Reproduce the material below with every occurrence of "door-hour" replaced by "door-time", leaving everything else unchanged.

# start of Exercise data

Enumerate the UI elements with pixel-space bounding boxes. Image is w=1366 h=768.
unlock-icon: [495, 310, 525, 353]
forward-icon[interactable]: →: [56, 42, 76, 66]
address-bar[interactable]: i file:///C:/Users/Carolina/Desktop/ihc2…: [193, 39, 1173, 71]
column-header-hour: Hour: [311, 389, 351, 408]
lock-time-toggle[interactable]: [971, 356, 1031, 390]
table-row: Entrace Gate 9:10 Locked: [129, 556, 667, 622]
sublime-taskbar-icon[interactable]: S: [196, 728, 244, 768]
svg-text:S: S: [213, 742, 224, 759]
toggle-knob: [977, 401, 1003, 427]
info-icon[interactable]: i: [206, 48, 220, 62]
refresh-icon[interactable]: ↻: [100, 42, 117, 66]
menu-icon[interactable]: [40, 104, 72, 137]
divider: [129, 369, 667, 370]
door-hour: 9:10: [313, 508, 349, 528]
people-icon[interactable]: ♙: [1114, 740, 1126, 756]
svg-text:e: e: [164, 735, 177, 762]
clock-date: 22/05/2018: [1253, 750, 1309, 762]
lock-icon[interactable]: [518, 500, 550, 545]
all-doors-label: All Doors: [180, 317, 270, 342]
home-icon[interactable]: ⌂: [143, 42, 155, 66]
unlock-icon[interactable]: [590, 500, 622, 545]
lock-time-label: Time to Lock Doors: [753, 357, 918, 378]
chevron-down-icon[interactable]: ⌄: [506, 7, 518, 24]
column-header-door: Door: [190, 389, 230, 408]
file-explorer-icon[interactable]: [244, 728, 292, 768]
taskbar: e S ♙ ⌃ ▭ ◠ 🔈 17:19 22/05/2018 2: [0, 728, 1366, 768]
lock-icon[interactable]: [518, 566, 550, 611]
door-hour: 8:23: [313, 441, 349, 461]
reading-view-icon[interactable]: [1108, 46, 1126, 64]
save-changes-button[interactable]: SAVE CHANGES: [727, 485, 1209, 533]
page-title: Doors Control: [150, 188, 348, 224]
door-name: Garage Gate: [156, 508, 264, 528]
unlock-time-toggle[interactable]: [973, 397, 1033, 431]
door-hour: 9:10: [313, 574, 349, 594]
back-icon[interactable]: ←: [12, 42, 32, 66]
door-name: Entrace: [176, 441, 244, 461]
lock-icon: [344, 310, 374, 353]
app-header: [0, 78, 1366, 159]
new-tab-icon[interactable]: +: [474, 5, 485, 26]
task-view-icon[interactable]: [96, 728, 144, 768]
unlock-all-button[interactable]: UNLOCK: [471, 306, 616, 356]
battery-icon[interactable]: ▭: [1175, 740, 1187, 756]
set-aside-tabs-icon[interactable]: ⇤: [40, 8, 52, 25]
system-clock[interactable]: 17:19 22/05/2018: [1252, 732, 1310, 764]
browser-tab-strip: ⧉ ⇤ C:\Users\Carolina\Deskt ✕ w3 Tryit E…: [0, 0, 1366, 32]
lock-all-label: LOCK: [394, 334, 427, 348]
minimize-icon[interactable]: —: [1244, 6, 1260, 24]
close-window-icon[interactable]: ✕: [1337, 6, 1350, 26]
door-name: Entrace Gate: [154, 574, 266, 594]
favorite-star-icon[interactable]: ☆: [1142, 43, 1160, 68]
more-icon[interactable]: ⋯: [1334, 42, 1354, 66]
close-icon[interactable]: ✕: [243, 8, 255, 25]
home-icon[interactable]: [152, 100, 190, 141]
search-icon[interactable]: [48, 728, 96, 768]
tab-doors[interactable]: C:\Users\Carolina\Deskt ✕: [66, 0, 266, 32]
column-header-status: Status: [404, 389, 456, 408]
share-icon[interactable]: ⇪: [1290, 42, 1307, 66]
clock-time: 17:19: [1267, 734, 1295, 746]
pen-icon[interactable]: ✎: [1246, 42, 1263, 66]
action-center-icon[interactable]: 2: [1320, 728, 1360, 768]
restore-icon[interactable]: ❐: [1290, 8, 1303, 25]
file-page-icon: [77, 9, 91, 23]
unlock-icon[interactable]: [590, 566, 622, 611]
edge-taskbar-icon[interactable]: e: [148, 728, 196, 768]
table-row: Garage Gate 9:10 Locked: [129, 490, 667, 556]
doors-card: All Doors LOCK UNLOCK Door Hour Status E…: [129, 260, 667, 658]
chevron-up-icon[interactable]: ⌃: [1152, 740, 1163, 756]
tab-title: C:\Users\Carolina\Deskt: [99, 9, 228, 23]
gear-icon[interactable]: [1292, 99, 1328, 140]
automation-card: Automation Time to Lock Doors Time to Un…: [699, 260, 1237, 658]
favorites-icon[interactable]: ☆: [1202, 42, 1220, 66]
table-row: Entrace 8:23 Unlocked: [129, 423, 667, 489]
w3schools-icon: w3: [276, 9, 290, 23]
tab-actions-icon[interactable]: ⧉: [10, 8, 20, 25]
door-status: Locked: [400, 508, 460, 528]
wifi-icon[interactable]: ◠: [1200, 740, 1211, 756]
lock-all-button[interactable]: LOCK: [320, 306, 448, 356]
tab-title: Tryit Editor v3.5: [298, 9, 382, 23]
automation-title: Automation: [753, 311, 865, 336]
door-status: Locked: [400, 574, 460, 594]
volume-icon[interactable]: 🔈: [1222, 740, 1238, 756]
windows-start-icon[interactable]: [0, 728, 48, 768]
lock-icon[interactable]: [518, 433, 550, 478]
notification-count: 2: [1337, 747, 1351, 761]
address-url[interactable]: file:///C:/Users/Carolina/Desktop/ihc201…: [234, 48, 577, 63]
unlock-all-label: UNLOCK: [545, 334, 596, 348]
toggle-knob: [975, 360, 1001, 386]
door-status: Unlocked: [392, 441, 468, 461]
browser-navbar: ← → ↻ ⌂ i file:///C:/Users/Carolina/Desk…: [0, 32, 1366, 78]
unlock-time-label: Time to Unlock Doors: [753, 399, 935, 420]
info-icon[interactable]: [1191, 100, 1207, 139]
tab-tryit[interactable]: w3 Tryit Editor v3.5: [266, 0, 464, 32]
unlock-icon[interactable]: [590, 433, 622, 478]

# end of Exercise data

## Reply
Enumerate the UI elements with pixel-space bounding boxes. Image is w=1366 h=768.
unlock-icon: [495, 310, 525, 353]
forward-icon[interactable]: →: [56, 42, 76, 66]
address-bar[interactable]: i file:///C:/Users/Carolina/Desktop/ihc2…: [193, 39, 1173, 71]
column-header-hour: Hour: [311, 389, 351, 408]
lock-time-toggle[interactable]: [971, 356, 1031, 390]
table-row: Entrace Gate 9:10 Locked: [129, 556, 667, 622]
sublime-taskbar-icon[interactable]: S: [196, 728, 244, 768]
svg-text:S: S: [213, 742, 224, 759]
toggle-knob: [977, 401, 1003, 427]
info-icon[interactable]: i: [206, 48, 220, 62]
refresh-icon[interactable]: ↻: [100, 42, 117, 66]
menu-icon[interactable]: [40, 104, 72, 137]
divider: [129, 369, 667, 370]
door-time: 9:10: [313, 508, 349, 528]
people-icon[interactable]: ♙: [1114, 740, 1126, 756]
svg-text:e: e: [164, 735, 177, 762]
clock-date: 22/05/2018: [1253, 750, 1309, 762]
lock-icon[interactable]: [518, 500, 550, 545]
all-doors-label: All Doors: [180, 317, 270, 342]
home-icon[interactable]: ⌂: [143, 42, 155, 66]
unlock-icon[interactable]: [590, 500, 622, 545]
lock-time-label: Time to Lock Doors: [753, 357, 918, 378]
chevron-down-icon[interactable]: ⌄: [506, 7, 518, 24]
column-header-door: Door: [190, 389, 230, 408]
file-explorer-icon[interactable]: [244, 728, 292, 768]
taskbar: e S ♙ ⌃ ▭ ◠ 🔈 17:19 22/05/2018 2: [0, 728, 1366, 768]
lock-icon[interactable]: [518, 566, 550, 611]
door-time: 8:23: [313, 441, 349, 461]
reading-view-icon[interactable]: [1108, 46, 1126, 64]
save-changes-button[interactable]: SAVE CHANGES: [727, 485, 1209, 533]
page-title: Doors Control: [150, 188, 348, 224]
door-name: Garage Gate: [156, 508, 264, 528]
unlock-time-toggle[interactable]: [973, 397, 1033, 431]
door-time: 9:10: [313, 574, 349, 594]
back-icon[interactable]: ←: [12, 42, 32, 66]
door-name: Entrace: [176, 441, 244, 461]
lock-icon: [344, 310, 374, 353]
app-header: [0, 78, 1366, 159]
new-tab-icon[interactable]: +: [474, 5, 485, 26]
task-view-icon[interactable]: [96, 728, 144, 768]
unlock-all-button[interactable]: UNLOCK: [471, 306, 616, 356]
battery-icon[interactable]: ▭: [1175, 740, 1187, 756]
set-aside-tabs-icon[interactable]: ⇤: [40, 8, 52, 25]
system-clock[interactable]: 17:19 22/05/2018: [1252, 732, 1310, 764]
browser-tab-strip: ⧉ ⇤ C:\Users\Carolina\Deskt ✕ w3 Tryit E…: [0, 0, 1366, 32]
lock-all-label: LOCK: [394, 334, 427, 348]
minimize-icon[interactable]: —: [1244, 6, 1260, 24]
close-window-icon[interactable]: ✕: [1337, 6, 1350, 26]
door-name: Entrace Gate: [154, 574, 266, 594]
favorite-star-icon[interactable]: ☆: [1142, 43, 1160, 68]
more-icon[interactable]: ⋯: [1334, 42, 1354, 66]
close-icon[interactable]: ✕: [243, 8, 255, 25]
home-icon[interactable]: [152, 100, 190, 141]
search-icon[interactable]: [48, 728, 96, 768]
tab-doors[interactable]: C:\Users\Carolina\Deskt ✕: [66, 0, 266, 32]
column-header-status: Status: [404, 389, 456, 408]
share-icon[interactable]: ⇪: [1290, 42, 1307, 66]
clock-time: 17:19: [1267, 734, 1295, 746]
pen-icon[interactable]: ✎: [1246, 42, 1263, 66]
action-center-icon[interactable]: 2: [1320, 728, 1360, 768]
restore-icon[interactable]: ❐: [1290, 8, 1303, 25]
file-page-icon: [77, 9, 91, 23]
unlock-icon[interactable]: [590, 566, 622, 611]
edge-taskbar-icon[interactable]: e: [148, 728, 196, 768]
table-row: Garage Gate 9:10 Locked: [129, 490, 667, 556]
doors-card: All Doors LOCK UNLOCK Door Hour Status E…: [129, 260, 667, 658]
chevron-up-icon[interactable]: ⌃: [1152, 740, 1163, 756]
tab-title: C:\Users\Carolina\Deskt: [99, 9, 228, 23]
gear-icon[interactable]: [1292, 99, 1328, 140]
automation-card: Automation Time to Lock Doors Time to Un…: [699, 260, 1237, 658]
favorites-icon[interactable]: ☆: [1202, 42, 1220, 66]
table-row: Entrace 8:23 Unlocked: [129, 423, 667, 489]
w3schools-icon: w3: [276, 9, 290, 23]
tab-actions-icon[interactable]: ⧉: [10, 8, 20, 25]
door-status: Locked: [400, 508, 460, 528]
wifi-icon[interactable]: ◠: [1200, 740, 1211, 756]
lock-all-button[interactable]: LOCK: [320, 306, 448, 356]
tab-title: Tryit Editor v3.5: [298, 9, 382, 23]
automation-title: Automation: [753, 311, 865, 336]
door-status: Locked: [400, 574, 460, 594]
volume-icon[interactable]: 🔈: [1222, 740, 1238, 756]
windows-start-icon[interactable]: [0, 728, 48, 768]
lock-icon[interactable]: [518, 433, 550, 478]
notification-count: 2: [1337, 747, 1351, 761]
address-url[interactable]: file:///C:/Users/Carolina/Desktop/ihc201…: [234, 48, 577, 63]
unlock-all-label: UNLOCK: [545, 334, 596, 348]
toggle-knob: [975, 360, 1001, 386]
door-status: Unlocked: [392, 441, 468, 461]
browser-navbar: ← → ↻ ⌂ i file:///C:/Users/Carolina/Desk…: [0, 32, 1366, 78]
unlock-time-label: Time to Unlock Doors: [753, 399, 935, 420]
info-icon[interactable]: [1191, 100, 1207, 139]
tab-tryit[interactable]: w3 Tryit Editor v3.5: [266, 0, 464, 32]
unlock-icon[interactable]: [590, 433, 622, 478]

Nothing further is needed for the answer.